§ **Written problem**
For the material that follows, list every line containing the word "xlabel".
BEGIN Supplied entries
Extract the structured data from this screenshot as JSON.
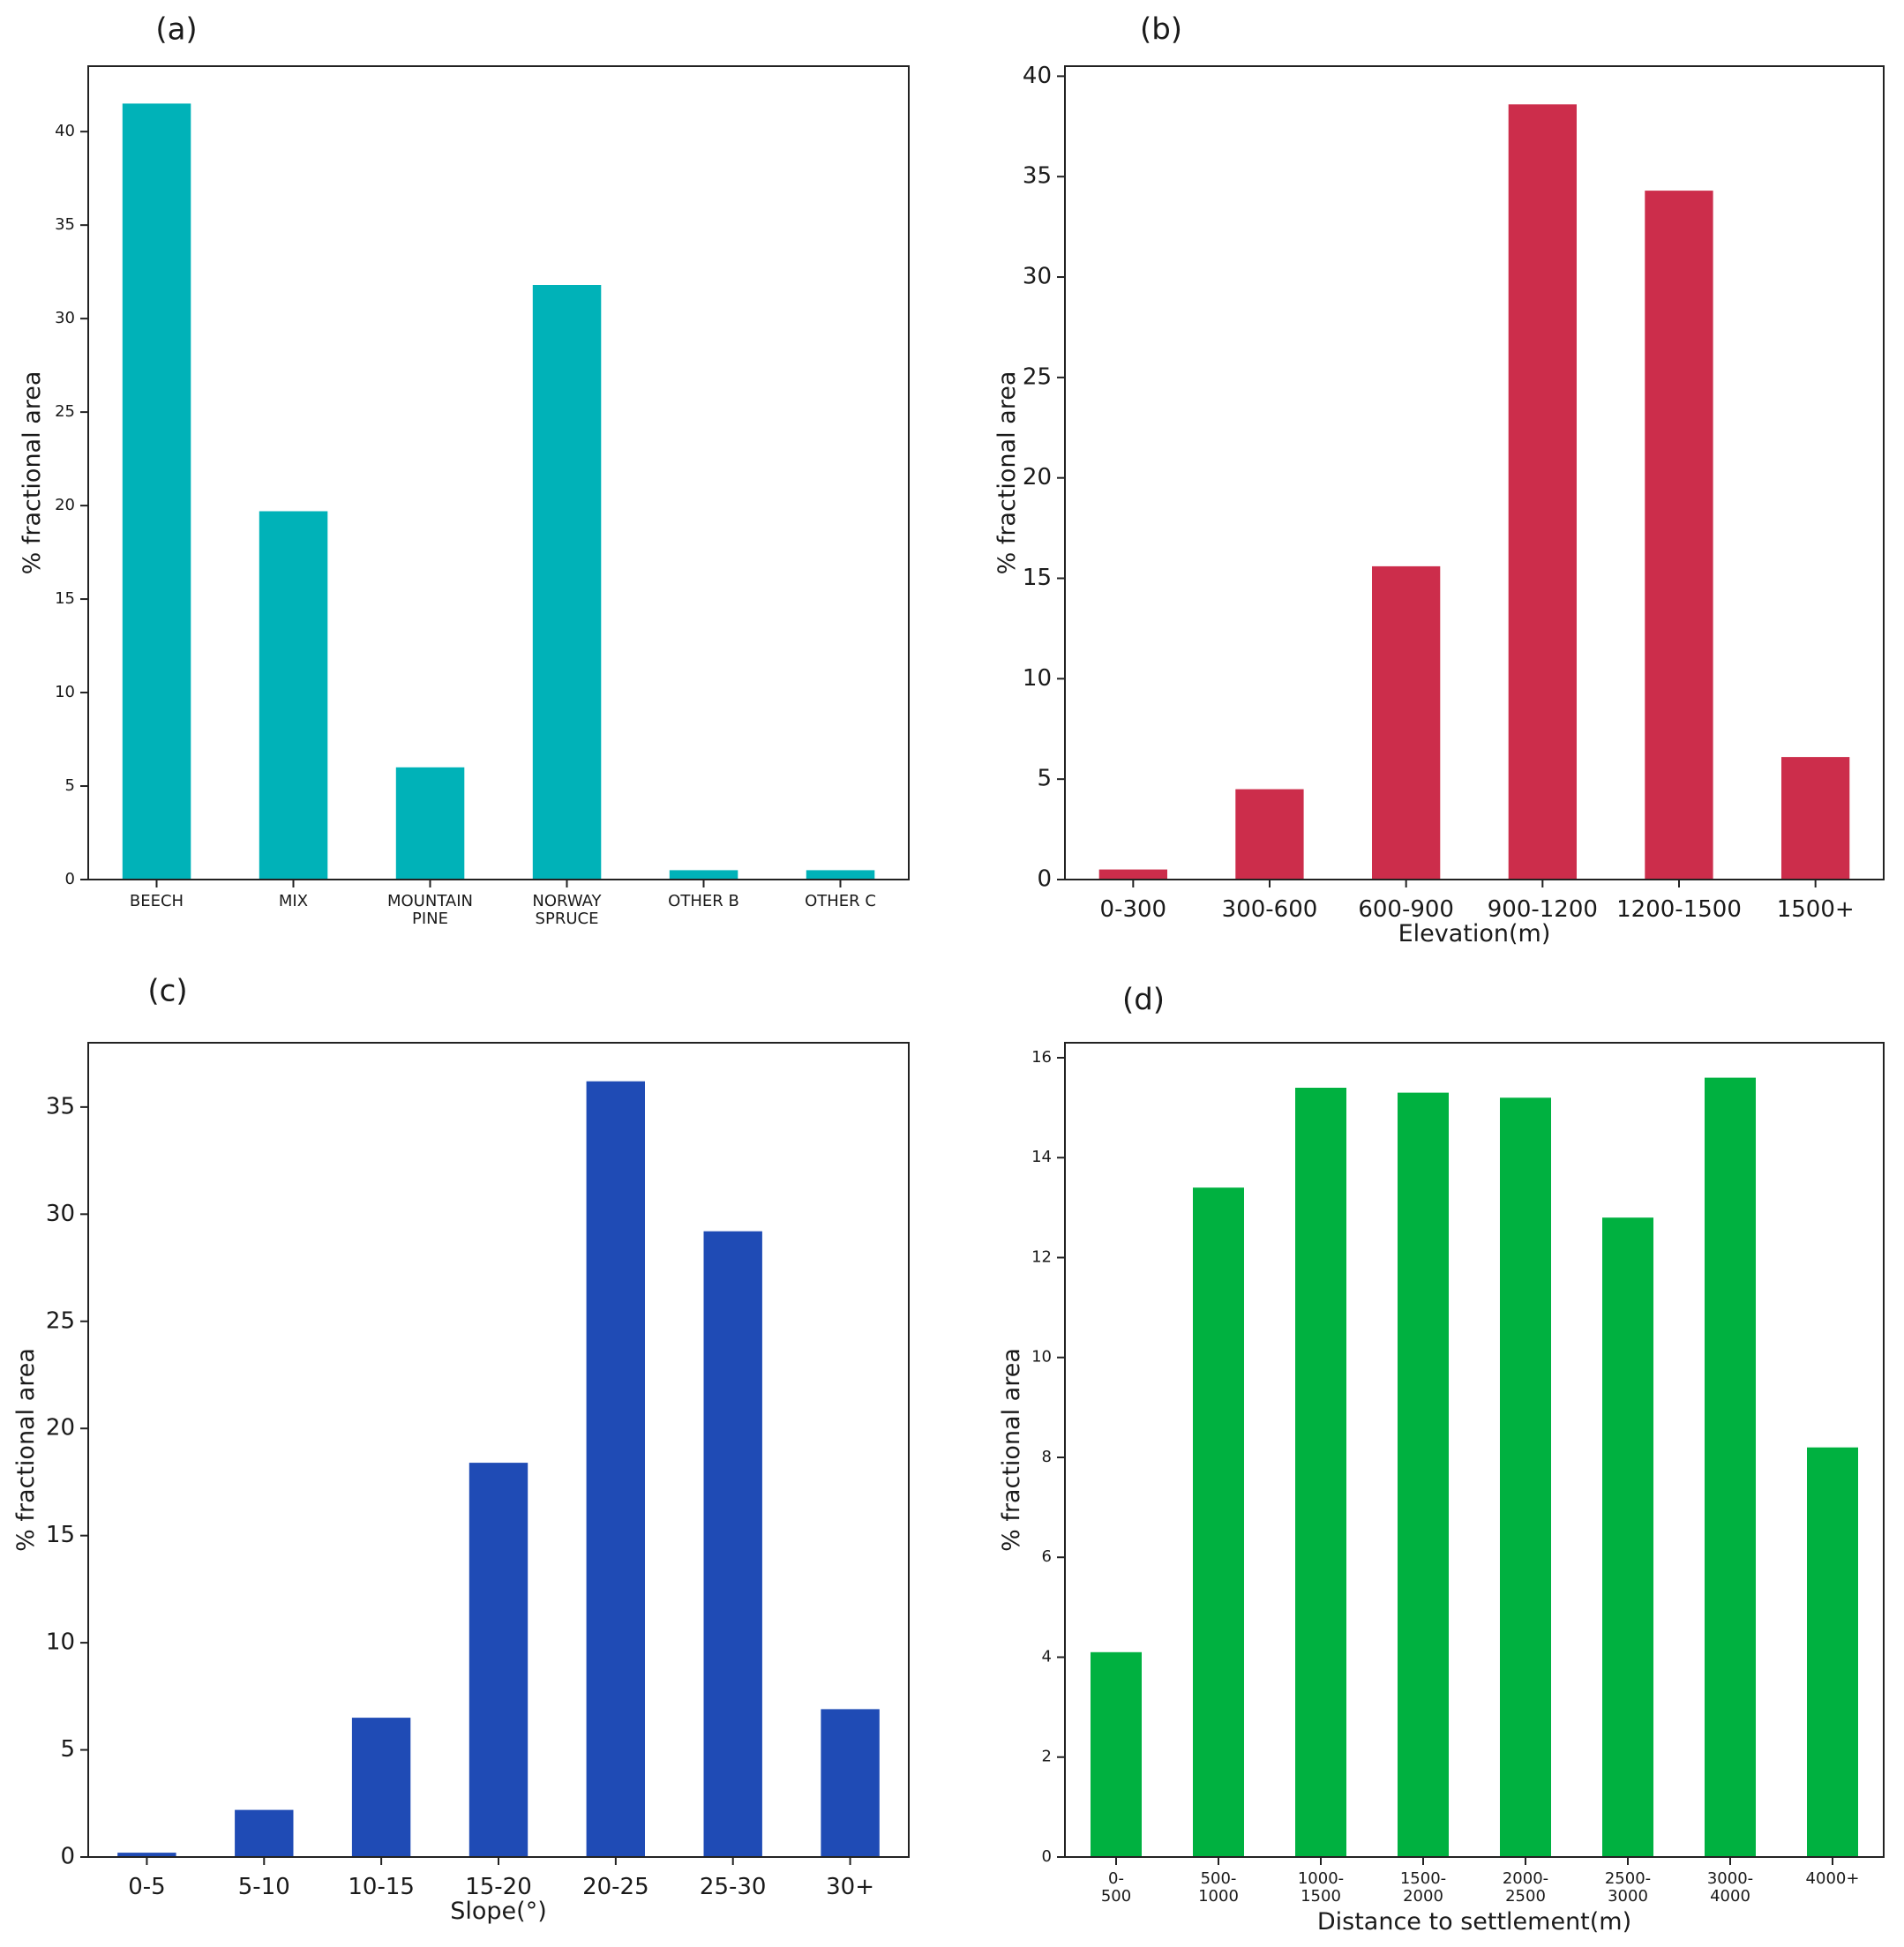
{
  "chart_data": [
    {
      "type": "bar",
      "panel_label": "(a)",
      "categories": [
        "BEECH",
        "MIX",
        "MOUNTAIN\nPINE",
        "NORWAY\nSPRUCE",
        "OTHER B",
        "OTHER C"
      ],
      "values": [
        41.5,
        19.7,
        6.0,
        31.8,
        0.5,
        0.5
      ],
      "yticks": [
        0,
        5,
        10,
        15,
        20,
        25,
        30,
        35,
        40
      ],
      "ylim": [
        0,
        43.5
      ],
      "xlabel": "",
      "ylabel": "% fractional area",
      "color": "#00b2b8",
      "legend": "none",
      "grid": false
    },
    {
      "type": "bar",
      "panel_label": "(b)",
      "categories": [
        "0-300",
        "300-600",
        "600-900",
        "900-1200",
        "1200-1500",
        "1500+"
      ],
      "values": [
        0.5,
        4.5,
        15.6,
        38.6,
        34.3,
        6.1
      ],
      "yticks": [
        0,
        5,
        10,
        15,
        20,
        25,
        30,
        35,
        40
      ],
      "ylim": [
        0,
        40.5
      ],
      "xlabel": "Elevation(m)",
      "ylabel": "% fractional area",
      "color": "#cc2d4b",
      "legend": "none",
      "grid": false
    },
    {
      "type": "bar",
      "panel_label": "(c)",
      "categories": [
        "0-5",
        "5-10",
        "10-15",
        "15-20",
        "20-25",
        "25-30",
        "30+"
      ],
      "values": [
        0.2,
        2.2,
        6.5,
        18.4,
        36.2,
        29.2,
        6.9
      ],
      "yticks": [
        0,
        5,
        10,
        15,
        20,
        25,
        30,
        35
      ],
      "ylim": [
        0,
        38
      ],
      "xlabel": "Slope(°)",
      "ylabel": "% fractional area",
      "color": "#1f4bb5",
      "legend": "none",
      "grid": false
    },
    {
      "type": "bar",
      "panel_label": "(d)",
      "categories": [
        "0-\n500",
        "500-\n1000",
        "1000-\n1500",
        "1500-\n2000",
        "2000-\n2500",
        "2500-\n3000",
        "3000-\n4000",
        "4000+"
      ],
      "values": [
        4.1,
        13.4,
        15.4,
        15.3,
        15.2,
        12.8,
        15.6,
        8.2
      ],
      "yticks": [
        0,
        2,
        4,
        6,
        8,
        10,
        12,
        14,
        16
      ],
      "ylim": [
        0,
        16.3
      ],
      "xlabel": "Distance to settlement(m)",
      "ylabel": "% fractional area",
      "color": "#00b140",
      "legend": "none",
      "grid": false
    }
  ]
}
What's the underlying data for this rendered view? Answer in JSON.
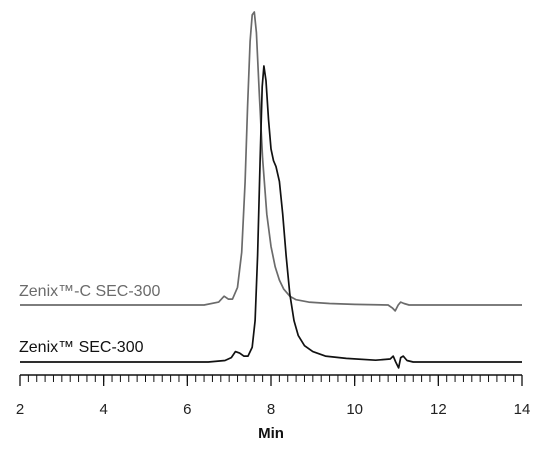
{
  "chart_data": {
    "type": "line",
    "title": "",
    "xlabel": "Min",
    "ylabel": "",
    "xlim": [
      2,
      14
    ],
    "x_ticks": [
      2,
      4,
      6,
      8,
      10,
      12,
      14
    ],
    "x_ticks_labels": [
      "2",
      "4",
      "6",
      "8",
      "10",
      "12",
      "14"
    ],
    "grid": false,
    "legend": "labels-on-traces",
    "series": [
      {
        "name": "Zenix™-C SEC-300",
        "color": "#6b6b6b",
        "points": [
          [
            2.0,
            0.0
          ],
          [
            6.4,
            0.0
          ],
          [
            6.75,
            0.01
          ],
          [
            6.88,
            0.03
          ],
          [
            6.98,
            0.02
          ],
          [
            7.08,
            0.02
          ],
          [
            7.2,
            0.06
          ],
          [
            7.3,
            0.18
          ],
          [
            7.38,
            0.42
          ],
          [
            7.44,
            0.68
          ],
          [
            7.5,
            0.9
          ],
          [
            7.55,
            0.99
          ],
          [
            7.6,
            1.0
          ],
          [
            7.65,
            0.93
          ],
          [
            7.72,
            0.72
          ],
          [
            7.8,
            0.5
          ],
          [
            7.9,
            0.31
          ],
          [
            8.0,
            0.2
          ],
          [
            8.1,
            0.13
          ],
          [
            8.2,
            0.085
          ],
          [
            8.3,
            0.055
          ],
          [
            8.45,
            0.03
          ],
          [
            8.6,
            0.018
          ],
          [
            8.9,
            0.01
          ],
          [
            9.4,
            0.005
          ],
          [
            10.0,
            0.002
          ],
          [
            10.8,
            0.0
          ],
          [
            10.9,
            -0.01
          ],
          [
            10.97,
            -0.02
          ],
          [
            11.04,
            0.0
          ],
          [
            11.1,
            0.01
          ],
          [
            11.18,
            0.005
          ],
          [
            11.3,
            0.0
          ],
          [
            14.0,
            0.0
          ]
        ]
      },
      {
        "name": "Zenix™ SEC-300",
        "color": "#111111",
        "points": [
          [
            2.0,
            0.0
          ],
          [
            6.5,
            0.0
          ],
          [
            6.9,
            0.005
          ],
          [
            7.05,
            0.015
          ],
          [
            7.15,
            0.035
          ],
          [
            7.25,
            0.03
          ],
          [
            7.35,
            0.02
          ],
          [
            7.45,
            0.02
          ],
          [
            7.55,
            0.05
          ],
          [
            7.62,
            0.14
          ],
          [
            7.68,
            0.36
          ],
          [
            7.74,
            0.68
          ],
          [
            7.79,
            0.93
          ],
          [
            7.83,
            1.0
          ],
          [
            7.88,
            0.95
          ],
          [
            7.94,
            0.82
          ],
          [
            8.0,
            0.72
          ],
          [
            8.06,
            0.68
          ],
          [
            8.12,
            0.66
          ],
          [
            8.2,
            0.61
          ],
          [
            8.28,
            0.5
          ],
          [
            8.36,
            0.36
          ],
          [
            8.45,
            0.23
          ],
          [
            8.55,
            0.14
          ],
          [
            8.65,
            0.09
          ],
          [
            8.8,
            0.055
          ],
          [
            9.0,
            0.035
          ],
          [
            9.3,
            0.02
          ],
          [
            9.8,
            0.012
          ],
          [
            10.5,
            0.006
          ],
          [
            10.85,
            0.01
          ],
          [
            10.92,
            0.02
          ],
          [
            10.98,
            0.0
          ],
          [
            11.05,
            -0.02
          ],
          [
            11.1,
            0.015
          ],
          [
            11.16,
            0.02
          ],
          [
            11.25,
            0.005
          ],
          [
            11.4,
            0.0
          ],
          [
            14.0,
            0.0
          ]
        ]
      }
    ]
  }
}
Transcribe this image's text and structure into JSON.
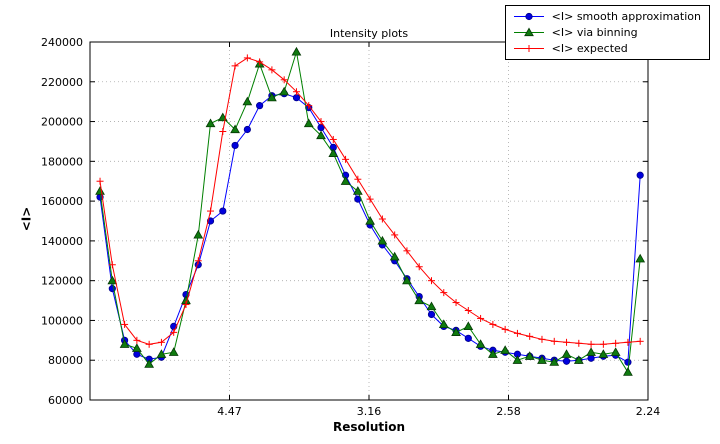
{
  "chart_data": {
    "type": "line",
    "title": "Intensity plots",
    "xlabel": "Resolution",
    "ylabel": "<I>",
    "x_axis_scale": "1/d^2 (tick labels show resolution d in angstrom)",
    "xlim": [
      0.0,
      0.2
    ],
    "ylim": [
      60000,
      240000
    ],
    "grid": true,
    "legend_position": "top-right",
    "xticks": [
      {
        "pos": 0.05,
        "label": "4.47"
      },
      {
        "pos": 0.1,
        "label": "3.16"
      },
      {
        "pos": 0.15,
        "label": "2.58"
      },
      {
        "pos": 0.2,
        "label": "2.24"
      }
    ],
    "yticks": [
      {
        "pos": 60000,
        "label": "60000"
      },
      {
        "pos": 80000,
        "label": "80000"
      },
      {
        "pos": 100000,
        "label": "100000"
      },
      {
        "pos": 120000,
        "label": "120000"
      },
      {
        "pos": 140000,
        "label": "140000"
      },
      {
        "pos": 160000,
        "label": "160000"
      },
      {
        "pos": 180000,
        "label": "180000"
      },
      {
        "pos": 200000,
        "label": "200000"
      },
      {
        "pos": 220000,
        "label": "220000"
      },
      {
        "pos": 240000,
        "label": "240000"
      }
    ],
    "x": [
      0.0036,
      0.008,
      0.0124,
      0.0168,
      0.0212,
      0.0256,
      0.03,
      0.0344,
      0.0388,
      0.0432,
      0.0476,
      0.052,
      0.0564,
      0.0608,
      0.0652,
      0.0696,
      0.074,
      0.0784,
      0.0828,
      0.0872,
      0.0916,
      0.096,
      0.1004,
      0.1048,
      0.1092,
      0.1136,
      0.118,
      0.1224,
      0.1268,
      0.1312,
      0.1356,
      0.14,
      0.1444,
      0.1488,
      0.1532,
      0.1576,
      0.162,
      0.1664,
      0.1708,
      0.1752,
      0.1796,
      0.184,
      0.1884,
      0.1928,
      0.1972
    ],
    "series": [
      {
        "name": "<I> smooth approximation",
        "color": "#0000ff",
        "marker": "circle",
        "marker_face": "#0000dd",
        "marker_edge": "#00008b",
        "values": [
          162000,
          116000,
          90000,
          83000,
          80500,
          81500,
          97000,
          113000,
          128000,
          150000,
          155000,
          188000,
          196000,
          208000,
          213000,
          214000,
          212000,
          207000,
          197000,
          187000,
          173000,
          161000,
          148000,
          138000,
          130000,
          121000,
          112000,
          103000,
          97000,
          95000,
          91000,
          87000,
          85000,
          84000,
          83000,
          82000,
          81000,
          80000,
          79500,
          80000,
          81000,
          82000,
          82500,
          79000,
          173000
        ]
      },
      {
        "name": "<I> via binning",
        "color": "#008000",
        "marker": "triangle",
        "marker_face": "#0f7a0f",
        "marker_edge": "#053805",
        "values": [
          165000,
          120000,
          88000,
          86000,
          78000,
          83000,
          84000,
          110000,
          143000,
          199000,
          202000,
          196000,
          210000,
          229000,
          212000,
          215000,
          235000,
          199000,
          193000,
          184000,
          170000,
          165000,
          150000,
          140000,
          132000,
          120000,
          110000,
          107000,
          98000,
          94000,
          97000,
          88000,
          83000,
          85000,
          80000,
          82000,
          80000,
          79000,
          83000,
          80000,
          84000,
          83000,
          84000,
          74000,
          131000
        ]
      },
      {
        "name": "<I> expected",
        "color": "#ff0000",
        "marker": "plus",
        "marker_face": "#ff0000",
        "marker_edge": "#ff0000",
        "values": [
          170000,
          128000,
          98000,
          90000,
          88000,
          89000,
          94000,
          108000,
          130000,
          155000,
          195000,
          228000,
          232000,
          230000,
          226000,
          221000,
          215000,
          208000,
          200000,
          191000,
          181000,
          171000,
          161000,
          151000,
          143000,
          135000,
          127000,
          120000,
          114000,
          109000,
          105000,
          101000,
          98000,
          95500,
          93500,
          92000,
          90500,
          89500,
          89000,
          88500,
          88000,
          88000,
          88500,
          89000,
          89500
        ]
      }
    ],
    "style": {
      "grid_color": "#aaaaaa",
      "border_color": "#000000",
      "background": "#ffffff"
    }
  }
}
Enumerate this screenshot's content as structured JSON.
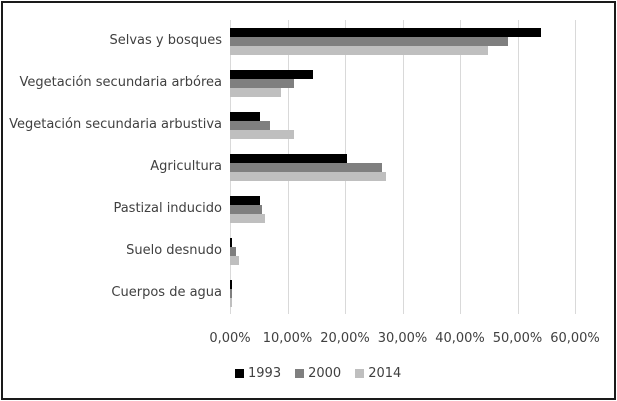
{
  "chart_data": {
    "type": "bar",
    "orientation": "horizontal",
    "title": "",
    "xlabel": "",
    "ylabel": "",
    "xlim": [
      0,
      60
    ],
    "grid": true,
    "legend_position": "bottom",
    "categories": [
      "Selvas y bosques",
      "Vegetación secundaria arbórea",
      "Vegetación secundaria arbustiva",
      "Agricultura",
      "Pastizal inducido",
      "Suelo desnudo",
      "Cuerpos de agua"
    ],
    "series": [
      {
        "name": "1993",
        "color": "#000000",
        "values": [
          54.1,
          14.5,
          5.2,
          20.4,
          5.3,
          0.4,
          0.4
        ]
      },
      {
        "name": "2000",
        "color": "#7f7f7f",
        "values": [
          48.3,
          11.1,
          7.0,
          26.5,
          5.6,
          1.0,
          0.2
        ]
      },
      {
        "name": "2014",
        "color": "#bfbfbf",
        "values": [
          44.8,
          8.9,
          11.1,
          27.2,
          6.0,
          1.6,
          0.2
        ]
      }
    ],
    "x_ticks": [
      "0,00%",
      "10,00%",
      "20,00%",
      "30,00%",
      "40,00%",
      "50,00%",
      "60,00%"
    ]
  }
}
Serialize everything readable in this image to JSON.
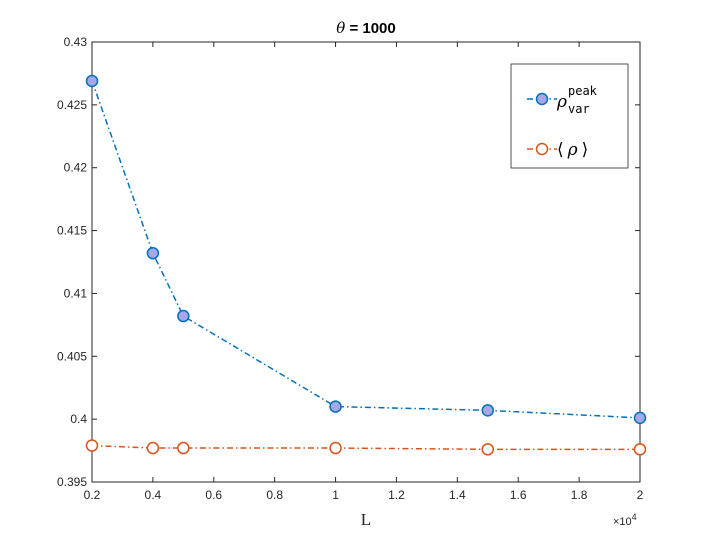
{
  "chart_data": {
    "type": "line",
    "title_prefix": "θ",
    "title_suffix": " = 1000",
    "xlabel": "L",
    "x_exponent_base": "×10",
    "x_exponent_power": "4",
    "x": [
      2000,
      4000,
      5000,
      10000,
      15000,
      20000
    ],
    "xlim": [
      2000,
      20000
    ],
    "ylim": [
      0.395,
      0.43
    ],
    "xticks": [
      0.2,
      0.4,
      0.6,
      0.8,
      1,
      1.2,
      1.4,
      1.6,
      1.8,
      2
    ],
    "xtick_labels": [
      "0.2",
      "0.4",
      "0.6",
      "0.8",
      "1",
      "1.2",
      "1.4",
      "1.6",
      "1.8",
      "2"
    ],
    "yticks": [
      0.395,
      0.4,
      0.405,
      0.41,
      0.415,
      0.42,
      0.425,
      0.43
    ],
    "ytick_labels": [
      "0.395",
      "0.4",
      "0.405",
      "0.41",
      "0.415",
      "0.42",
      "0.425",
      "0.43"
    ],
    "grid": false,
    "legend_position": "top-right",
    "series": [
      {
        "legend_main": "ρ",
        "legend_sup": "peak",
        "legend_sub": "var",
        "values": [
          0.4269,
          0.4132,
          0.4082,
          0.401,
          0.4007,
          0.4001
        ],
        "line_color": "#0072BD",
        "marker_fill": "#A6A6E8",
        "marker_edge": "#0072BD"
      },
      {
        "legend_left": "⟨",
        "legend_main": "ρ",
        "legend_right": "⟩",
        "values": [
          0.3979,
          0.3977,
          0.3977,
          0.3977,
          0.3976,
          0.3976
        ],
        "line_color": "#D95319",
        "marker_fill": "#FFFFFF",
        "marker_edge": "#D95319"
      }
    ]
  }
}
END Supplied entries
§ **Expected output**
      "xlabel": "",
      "xlabel": "Elevation(m)",
      "xlabel": "Slope(°)",
      "xlabel": "Distance to settlement(m)",
    "xlabel": "Min",
    "xlabel": "Resolution",
    "xlabel": "",
    "xlabel": "L",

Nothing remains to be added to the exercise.